▶ Directions for this task: All of the records below must be output exactly, with no pictures carried over.

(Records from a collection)
____

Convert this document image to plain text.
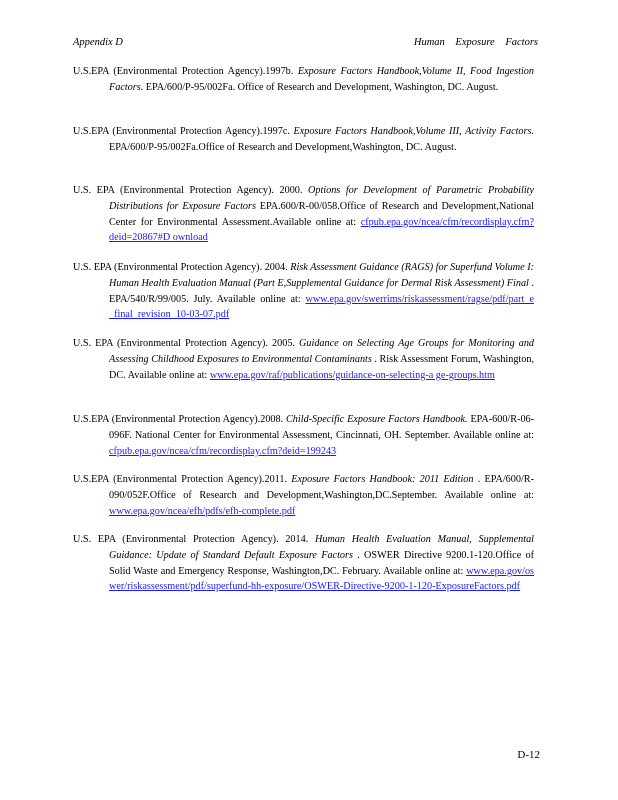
Appendix D	Human Exposure Factors
U.S.EPA (Environmental Protection Agency).1997b. Exposure Factors Handbook,Volume II, Food Ingestion Factors. EPA/600/P-95/002Fa. Office of Research and Development, Washington, DC. August.
U.S.EPA (Environmental Protection Agency).1997c. Exposure Factors Handbook,Volume III, Activity Factors. EPA/600/P-95/002Fa.Office of Research and Development,Washington, DC. August.
U.S. EPA (Environmental Protection Agency). 2000. Options for Development of Parametric Probability Distributions for Exposure Factors EPA.600/R-00/058.Office of Research and Development,National Center for Environmental Assessment.Available online at: cfpub.epa.gov/ncea/cfm/recordisplay.cfm?deid=20867#D ownload
U.S. EPA (Environmental Protection Agency). 2004. Risk Assessment Guidance (RAGS) for Superfund Volume I: Human Health Evaluation Manual (Part E,Supplemental Guidance for Dermal Risk Assessment) Final . EPA/540/R/99/005. July. Available online at: www.epa.gov/swerrims/riskassessment/ragse/pdf/part_e _final_revision_10-03-07.pdf
U.S. EPA (Environmental Protection Agency). 2005. Guidance on Selecting Age Groups for Monitoring and Assessing Childhood Exposures to Environmental Contaminants . Risk Assessment Forum, Washington, DC. Available online at: www.epa.gov/raf/publications/guidance-on-selecting-a ge-groups.htm
U.S.EPA (Environmental Protection Agency).2008. Child-Specific Exposure Factors Handbook. EPA-600/R-06-096F. National Center for Environmental Assessment, Cincinnati, OH. September. Available online at: cfpub.epa.gov/ncea/cfm/recordisplay.cfm?deid=199243
U.S.EPA (Environmental Protection Agency).2011. Exposure Factors Handbook: 2011 Edition . EPA/600/R-090/052F.Office of Research and Development,Washington,DC.September. Available online at: www.epa.gov/ncea/efh/pdfs/efh-complete.pdf
U.S. EPA (Environmental Protection Agency). 2014. Human Health Evaluation Manual, Supplemental Guidance: Update of Standard Default Exposure Factors . OSWER Directive 9200.1-120.Office of Solid Waste and Emergency Response, Washington,DC. February. Available online at: www.epa.gov/oswer/riskassessment/pdf/superfund-hh-exposure/OSWER-Directive-9200-1-120-ExposureFactors.pdf
D-12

____

▶ Reply:
Convert this document image to plain text.
Appendix D	Human Exposure Factors
U.S.EPA (Environmental Protection Agency).1997b. Exposure Factors Handbook,Volume II, Food Ingestion Factors. EPA/600/P-95/002Fa. Office of Research and Development, Washington, DC. August.
U.S.EPA (Environmental Protection Agency).1997c. Exposure Factors Handbook,Volume III, Activity Factors. EPA/600/P-95/002Fa.Office of Research and Development,Washington, DC. August.
U.S. EPA (Environmental Protection Agency). 2000. Options for Development of Parametric Probability Distributions for Exposure Factors EPA.600/R-00/058.Office of Research and Development,National Center for Environmental Assessment.Available online at: cfpub.epa.gov/ncea/cfm/recordisplay.cfm?deid=20867#D ownload
U.S. EPA (Environmental Protection Agency). 2004. Risk Assessment Guidance (RAGS) for Superfund Volume I: Human Health Evaluation Manual (Part E,Supplemental Guidance for Dermal Risk Assessment) Final . EPA/540/R/99/005. July. Available online at: www.epa.gov/swerrims/riskassessment/ragse/pdf/part_e _final_revision_10-03-07.pdf
U.S. EPA (Environmental Protection Agency). 2005. Guidance on Selecting Age Groups for Monitoring and Assessing Childhood Exposures to Environmental Contaminants . Risk Assessment Forum, Washington, DC. Available online at: www.epa.gov/raf/publications/guidance-on-selecting-a ge-groups.htm
U.S.EPA (Environmental Protection Agency).2008. Child-Specific Exposure Factors Handbook. EPA-600/R-06-096F. National Center for Environmental Assessment, Cincinnati, OH. September. Available online at: cfpub.epa.gov/ncea/cfm/recordisplay.cfm?deid=199243
U.S.EPA (Environmental Protection Agency).2011. Exposure Factors Handbook: 2011 Edition . EPA/600/R-090/052F.Office of Research and Development,Washington,DC.September. Available online at: www.epa.gov/ncea/efh/pdfs/efh-complete.pdf
U.S. EPA (Environmental Protection Agency). 2014. Human Health Evaluation Manual, Supplemental Guidance: Update of Standard Default Exposure Factors . OSWER Directive 9200.1-120.Office of Solid Waste and Emergency Response, Washington,DC. February. Available online at: www.epa.gov/oswer/riskassessment/pdf/superfund-hh-exposure/OSWER-Directive-9200-1-120-ExposureFactors.pdf
D-12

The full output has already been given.